The exercise: Scan the material for the word "this", and copy each line where it shows up.

Data for the task:
*-*-*
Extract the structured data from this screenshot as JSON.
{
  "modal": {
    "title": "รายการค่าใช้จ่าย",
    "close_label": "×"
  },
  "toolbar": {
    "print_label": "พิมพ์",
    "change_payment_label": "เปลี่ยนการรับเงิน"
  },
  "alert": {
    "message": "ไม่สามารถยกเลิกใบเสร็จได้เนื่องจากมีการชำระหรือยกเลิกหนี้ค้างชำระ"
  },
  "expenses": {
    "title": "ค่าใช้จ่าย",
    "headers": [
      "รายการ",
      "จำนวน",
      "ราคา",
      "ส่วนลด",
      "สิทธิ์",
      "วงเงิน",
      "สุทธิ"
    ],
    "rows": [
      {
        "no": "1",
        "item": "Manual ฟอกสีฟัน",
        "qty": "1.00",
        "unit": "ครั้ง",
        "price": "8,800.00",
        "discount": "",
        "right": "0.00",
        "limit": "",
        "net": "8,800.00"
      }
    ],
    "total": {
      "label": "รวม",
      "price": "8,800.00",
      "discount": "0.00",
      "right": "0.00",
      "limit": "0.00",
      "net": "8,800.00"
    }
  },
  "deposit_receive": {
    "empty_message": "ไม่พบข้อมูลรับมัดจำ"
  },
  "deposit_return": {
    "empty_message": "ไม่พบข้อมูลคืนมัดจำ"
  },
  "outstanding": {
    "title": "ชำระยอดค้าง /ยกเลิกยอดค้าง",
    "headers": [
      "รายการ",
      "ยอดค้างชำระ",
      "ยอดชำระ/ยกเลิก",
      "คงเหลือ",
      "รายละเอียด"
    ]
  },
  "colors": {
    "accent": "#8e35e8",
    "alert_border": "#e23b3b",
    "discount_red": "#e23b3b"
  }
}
*-*-*
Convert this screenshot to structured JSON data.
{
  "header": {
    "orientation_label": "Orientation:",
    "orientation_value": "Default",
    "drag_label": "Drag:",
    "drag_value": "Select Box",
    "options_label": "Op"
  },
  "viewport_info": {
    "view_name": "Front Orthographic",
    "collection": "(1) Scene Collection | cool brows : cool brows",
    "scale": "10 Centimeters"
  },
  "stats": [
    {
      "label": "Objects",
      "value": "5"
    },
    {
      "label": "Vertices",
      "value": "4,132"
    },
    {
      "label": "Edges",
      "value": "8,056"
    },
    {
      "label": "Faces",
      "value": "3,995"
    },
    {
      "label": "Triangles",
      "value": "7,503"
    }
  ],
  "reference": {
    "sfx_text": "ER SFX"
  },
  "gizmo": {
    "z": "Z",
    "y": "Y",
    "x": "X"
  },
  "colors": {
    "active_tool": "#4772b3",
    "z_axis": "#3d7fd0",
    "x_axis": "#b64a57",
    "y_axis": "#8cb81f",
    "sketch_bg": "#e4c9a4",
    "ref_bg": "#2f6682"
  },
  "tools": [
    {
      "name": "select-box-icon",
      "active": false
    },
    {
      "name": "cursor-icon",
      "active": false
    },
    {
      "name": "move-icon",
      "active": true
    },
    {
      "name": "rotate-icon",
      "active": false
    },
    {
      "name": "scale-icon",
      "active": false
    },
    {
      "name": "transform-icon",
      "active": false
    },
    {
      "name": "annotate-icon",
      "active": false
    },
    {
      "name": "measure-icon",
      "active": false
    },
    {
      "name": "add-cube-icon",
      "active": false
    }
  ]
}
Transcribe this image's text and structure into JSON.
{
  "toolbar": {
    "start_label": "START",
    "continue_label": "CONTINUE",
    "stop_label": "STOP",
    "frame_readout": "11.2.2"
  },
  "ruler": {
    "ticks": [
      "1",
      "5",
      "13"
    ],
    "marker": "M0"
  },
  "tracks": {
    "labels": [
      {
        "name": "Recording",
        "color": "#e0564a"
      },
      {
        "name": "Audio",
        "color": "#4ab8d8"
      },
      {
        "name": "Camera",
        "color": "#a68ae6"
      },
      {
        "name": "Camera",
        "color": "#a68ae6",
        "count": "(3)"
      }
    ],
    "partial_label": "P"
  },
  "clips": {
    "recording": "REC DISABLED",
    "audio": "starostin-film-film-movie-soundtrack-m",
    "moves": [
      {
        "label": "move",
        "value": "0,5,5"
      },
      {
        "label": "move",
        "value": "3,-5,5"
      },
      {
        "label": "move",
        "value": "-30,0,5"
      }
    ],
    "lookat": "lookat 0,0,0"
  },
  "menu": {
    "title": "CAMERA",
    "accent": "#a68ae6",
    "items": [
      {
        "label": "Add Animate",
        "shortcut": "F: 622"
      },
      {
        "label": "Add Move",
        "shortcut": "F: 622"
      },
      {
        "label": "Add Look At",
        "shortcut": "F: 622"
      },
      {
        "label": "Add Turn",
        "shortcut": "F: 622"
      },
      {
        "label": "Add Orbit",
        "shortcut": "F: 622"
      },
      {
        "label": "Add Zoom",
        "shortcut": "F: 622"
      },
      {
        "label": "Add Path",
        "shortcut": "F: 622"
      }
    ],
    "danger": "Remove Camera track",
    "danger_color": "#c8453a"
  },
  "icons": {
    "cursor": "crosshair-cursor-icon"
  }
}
*-*-*
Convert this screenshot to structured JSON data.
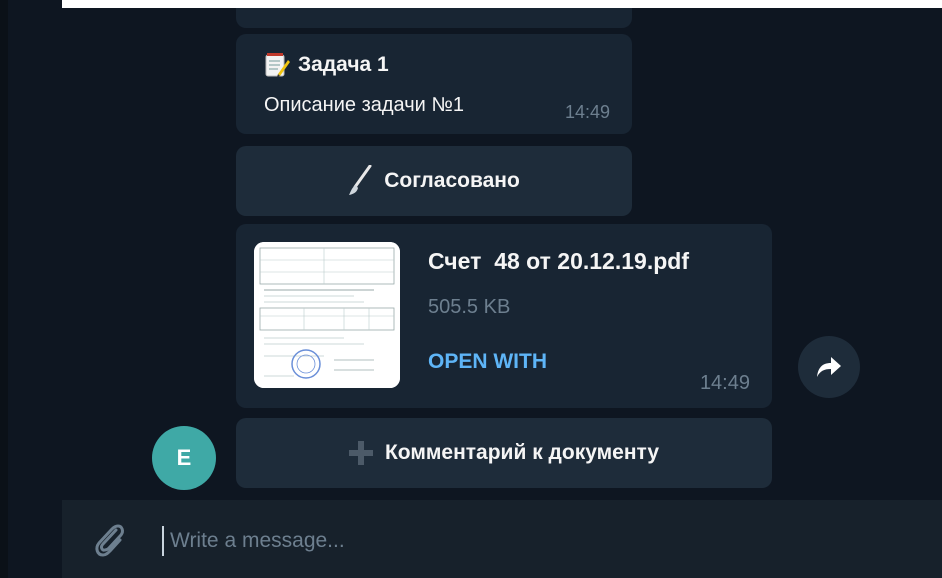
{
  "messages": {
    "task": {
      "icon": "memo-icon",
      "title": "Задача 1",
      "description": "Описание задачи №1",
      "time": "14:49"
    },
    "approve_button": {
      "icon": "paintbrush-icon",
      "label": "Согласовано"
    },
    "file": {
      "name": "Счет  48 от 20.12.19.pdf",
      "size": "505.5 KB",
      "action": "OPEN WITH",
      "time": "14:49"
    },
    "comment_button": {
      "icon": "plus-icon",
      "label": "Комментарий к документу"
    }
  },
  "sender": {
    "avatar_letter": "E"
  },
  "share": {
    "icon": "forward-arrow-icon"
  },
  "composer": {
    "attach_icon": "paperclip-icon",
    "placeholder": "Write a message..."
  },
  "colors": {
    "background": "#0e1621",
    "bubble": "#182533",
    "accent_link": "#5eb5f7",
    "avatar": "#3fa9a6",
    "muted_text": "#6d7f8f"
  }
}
*-*-*
Task solution:
Extract the structured data from this screenshot as JSON.
Convert this screenshot to structured JSON data.
Transcribe this image's text and structure into JSON.
Convert this screenshot to structured JSON data.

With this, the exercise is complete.